── Listed entries ──
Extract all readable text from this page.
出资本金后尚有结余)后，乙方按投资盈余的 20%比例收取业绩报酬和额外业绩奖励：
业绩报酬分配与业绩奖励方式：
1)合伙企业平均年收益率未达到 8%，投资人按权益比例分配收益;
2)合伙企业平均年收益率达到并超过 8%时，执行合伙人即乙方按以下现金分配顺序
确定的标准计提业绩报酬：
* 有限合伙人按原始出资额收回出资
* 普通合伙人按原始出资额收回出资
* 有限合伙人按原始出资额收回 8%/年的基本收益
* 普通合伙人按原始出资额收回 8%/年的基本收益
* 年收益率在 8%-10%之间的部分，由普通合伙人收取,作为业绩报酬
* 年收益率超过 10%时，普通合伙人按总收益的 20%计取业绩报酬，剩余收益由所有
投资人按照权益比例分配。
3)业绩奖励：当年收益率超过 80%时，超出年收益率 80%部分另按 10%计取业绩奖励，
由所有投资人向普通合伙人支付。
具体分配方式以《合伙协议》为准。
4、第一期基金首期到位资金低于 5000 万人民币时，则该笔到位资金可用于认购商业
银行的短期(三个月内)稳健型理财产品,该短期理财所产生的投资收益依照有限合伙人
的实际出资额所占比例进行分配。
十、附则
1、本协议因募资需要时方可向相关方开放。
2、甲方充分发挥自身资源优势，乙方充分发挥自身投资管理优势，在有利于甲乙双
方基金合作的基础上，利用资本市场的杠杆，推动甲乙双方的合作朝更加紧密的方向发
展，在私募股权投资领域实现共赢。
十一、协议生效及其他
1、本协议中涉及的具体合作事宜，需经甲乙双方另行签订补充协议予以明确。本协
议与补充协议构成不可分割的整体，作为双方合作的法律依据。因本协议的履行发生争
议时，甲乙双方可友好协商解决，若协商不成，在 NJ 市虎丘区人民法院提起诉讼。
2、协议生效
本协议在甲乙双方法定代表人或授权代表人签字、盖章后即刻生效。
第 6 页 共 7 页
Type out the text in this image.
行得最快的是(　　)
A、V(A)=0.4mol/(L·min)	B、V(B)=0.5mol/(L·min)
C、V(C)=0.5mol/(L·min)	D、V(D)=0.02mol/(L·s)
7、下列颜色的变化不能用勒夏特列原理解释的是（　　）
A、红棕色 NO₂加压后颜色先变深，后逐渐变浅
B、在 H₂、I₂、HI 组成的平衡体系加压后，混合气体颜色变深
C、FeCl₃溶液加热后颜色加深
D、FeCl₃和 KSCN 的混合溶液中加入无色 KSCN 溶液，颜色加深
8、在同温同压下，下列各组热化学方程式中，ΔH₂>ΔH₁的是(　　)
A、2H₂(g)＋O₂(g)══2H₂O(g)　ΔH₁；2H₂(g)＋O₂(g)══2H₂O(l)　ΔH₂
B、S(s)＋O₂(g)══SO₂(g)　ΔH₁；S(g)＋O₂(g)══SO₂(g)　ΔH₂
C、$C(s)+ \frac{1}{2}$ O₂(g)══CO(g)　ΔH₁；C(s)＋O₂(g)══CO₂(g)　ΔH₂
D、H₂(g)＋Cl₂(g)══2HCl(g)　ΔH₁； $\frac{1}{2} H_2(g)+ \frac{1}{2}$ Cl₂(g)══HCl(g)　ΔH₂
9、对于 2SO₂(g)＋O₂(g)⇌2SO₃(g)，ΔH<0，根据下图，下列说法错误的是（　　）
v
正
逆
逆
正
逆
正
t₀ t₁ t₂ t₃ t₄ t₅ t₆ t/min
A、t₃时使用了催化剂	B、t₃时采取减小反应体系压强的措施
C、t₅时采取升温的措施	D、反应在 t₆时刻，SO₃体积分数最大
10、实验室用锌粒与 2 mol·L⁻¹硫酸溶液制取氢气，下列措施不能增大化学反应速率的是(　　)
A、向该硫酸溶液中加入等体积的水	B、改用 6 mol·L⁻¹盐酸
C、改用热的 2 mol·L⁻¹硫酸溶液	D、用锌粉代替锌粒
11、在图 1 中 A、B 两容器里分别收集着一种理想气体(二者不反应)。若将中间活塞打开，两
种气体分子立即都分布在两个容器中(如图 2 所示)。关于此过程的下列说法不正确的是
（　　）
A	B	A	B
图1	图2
───
Print the material above once more, exactly.

Extract all readable text from this page.
出资本金后尚有结余)后，乙方按投资盈余的 20%比例收取业绩报酬和额外业绩奖励：
业绩报酬分配与业绩奖励方式：
1)合伙企业平均年收益率未达到 8%，投资人按权益比例分配收益;
2)合伙企业平均年收益率达到并超过 8%时，执行合伙人即乙方按以下现金分配顺序
确定的标准计提业绩报酬：
* 有限合伙人按原始出资额收回出资
* 普通合伙人按原始出资额收回出资
* 有限合伙人按原始出资额收回 8%/年的基本收益
* 普通合伙人按原始出资额收回 8%/年的基本收益
* 年收益率在 8%-10%之间的部分，由普通合伙人收取,作为业绩报酬
* 年收益率超过 10%时，普通合伙人按总收益的 20%计取业绩报酬，剩余收益由所有
投资人按照权益比例分配。
3)业绩奖励：当年收益率超过 80%时，超出年收益率 80%部分另按 10%计取业绩奖励，
由所有投资人向普通合伙人支付。
具体分配方式以《合伙协议》为准。
4、第一期基金首期到位资金低于 5000 万人民币时，则该笔到位资金可用于认购商业
银行的短期(三个月内)稳健型理财产品,该短期理财所产生的投资收益依照有限合伙人
的实际出资额所占比例进行分配。
十、附则
1、本协议因募资需要时方可向相关方开放。
2、甲方充分发挥自身资源优势，乙方充分发挥自身投资管理优势，在有利于甲乙双
方基金合作的基础上，利用资本市场的杠杆，推动甲乙双方的合作朝更加紧密的方向发
展，在私募股权投资领域实现共赢。
十一、协议生效及其他
1、本协议中涉及的具体合作事宜，需经甲乙双方另行签订补充协议予以明确。本协
议与补充协议构成不可分割的整体，作为双方合作的法律依据。因本协议的履行发生争
议时，甲乙双方可友好协商解决，若协商不成，在 NJ 市虎丘区人民法院提起诉讼。
2、协议生效
本协议在甲乙双方法定代表人或授权代表人签字、盖章后即刻生效。
第 6 页 共 7 页
Type out the text in this image.
行得最快的是(　　)
A、V(A)=0.4mol/(L·min)	B、V(B)=0.5mol/(L·min)
C、V(C)=0.5mol/(L·min)	D、V(D)=0.02mol/(L·s)
7、下列颜色的变化不能用勒夏特列原理解释的是（　　）
A、红棕色 NO₂加压后颜色先变深，后逐渐变浅
B、在 H₂、I₂、HI 组成的平衡体系加压后，混合气体颜色变深
C、FeCl₃溶液加热后颜色加深
D、FeCl₃和 KSCN 的混合溶液中加入无色 KSCN 溶液，颜色加深
8、在同温同压下，下列各组热化学方程式中，ΔH₂>ΔH₁的是(　　)
A、2H₂(g)＋O₂(g)══2H₂O(g)　ΔH₁；2H₂(g)＋O₂(g)══2H₂O(l)　ΔH₂
B、S(s)＋O₂(g)══SO₂(g)　ΔH₁；S(g)＋O₂(g)══SO₂(g)　ΔH₂
C、$C(s)+ \frac{1}{2}$ O₂(g)══CO(g)　ΔH₁；C(s)＋O₂(g)══CO₂(g)　ΔH₂
D、H₂(g)＋Cl₂(g)══2HCl(g)　ΔH₁； $\frac{1}{2} H_2(g)+ \frac{1}{2}$ Cl₂(g)══HCl(g)　ΔH₂
9、对于 2SO₂(g)＋O₂(g)⇌2SO₃(g)，ΔH<0，根据下图，下列说法错误的是（　　）
v
正
逆
逆
正
逆
正
t₀ t₁ t₂ t₃ t₄ t₅ t₆ t/min
A、t₃时使用了催化剂	B、t₃时采取减小反应体系压强的措施
C、t₅时采取升温的措施	D、反应在 t₆时刻，SO₃体积分数最大
10、实验室用锌粒与 2 mol·L⁻¹硫酸溶液制取氢气，下列措施不能增大化学反应速率的是(　　)
A、向该硫酸溶液中加入等体积的水	B、改用 6 mol·L⁻¹盐酸
C、改用热的 2 mol·L⁻¹硫酸溶液	D、用锌粉代替锌粒
11、在图 1 中 A、B 两容器里分别收集着一种理想气体(二者不反应)。若将中间活塞打开，两
种气体分子立即都分布在两个容器中(如图 2 所示)。关于此过程的下列说法不正确的是
（　　）
A	B	A	B
图1	图2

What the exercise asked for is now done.